- [INPUT RECORDS]
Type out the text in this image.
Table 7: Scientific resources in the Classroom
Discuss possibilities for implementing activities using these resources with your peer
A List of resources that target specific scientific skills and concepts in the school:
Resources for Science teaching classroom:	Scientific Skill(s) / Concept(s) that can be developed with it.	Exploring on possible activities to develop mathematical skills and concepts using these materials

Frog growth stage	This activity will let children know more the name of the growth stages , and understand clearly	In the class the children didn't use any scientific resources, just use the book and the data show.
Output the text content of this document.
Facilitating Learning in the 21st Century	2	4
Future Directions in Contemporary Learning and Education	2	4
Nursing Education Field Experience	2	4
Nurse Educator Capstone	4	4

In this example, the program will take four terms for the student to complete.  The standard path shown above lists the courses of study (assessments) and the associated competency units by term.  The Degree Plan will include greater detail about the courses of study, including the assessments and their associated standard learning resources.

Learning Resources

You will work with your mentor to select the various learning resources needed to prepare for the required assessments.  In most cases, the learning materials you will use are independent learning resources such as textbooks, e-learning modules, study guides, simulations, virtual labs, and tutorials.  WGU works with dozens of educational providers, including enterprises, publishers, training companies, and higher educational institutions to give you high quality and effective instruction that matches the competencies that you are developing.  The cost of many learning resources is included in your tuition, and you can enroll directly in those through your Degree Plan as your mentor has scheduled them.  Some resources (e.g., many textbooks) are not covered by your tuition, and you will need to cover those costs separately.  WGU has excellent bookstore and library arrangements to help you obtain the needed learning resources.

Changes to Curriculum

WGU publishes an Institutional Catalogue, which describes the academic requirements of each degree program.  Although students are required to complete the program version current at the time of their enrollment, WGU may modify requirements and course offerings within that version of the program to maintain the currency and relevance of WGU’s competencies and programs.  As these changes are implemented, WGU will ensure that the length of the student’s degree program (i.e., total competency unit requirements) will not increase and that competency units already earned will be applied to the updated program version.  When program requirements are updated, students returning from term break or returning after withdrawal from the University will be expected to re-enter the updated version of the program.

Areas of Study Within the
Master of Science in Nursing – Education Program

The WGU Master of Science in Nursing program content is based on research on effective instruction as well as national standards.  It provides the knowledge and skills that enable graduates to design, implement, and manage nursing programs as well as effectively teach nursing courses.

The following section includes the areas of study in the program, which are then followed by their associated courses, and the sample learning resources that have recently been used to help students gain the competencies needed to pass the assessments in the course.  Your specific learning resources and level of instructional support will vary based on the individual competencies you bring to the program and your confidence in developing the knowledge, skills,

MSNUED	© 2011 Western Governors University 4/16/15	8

- [WHAT IS EXPECTED] Check each line above for the word "specific" and copy the ones that have it.

- [SOLUTION FOR THIS TASK]
A List of resources that target specific scientific skills and concepts in the school:
The following section includes the areas of study in the program, which are then followed by their associated courses, and the sample learning resources that have recently been used to help students gain the competencies needed to pass the assessments in the course.  Your specific learning resources and level of instructional support will vary based on the individual competencies you bring to the program and your confidence in developing the knowledge, skills,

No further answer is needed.